━━━━━ DATA FOR PROCESSING

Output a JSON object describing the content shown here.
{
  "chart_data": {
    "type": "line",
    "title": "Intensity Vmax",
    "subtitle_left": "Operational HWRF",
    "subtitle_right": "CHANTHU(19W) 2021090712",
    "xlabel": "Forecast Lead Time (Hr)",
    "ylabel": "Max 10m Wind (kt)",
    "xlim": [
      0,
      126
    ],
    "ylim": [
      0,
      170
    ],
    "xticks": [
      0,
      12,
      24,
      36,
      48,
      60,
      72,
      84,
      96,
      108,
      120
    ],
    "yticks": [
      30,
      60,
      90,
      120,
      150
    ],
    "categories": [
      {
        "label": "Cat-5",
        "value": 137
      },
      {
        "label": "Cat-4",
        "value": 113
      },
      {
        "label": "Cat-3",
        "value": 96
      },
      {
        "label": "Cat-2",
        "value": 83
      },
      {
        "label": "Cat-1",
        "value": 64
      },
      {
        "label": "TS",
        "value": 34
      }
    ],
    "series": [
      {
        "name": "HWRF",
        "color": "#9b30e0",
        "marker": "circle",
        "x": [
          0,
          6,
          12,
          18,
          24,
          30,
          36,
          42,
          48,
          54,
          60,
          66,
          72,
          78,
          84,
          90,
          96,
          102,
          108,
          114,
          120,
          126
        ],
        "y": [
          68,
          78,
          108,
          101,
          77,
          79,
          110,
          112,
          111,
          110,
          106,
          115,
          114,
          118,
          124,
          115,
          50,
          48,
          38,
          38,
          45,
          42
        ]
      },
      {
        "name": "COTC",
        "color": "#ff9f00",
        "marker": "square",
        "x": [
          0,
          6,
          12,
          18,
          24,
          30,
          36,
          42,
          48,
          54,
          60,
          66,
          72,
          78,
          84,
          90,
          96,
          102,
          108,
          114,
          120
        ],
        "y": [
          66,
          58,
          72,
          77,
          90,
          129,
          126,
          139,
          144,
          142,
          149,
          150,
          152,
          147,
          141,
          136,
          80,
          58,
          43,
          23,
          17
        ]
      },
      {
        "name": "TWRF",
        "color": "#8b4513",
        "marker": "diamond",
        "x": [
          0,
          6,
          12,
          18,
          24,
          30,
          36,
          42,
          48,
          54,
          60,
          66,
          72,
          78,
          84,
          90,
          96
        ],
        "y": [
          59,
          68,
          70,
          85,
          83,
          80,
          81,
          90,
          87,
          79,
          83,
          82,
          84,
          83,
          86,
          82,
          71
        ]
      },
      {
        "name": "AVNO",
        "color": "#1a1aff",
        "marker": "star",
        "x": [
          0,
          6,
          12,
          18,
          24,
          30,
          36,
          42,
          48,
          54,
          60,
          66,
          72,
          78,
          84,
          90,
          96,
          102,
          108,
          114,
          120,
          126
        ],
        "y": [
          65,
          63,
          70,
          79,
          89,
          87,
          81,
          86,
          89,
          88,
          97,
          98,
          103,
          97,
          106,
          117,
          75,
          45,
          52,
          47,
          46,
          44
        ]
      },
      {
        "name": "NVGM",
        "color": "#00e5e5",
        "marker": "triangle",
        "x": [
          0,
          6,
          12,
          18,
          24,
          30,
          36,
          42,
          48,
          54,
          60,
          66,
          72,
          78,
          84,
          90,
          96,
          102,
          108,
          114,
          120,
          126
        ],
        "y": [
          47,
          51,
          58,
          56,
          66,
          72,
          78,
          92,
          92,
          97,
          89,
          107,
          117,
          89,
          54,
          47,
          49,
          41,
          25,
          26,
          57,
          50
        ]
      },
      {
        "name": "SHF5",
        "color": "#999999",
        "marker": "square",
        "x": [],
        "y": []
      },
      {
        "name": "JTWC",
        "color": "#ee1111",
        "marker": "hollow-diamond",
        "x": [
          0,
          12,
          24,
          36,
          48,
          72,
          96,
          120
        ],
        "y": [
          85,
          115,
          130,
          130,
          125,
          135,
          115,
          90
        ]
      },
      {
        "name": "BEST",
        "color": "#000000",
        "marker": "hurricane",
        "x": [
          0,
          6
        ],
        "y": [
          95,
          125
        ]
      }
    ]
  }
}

━━━━━━━━━━

* _AIM_:
Give the number of lines in the records that contain the string "HWRF", and nothing besides.

* _RESPONSE TO THE EXERCISE_:
2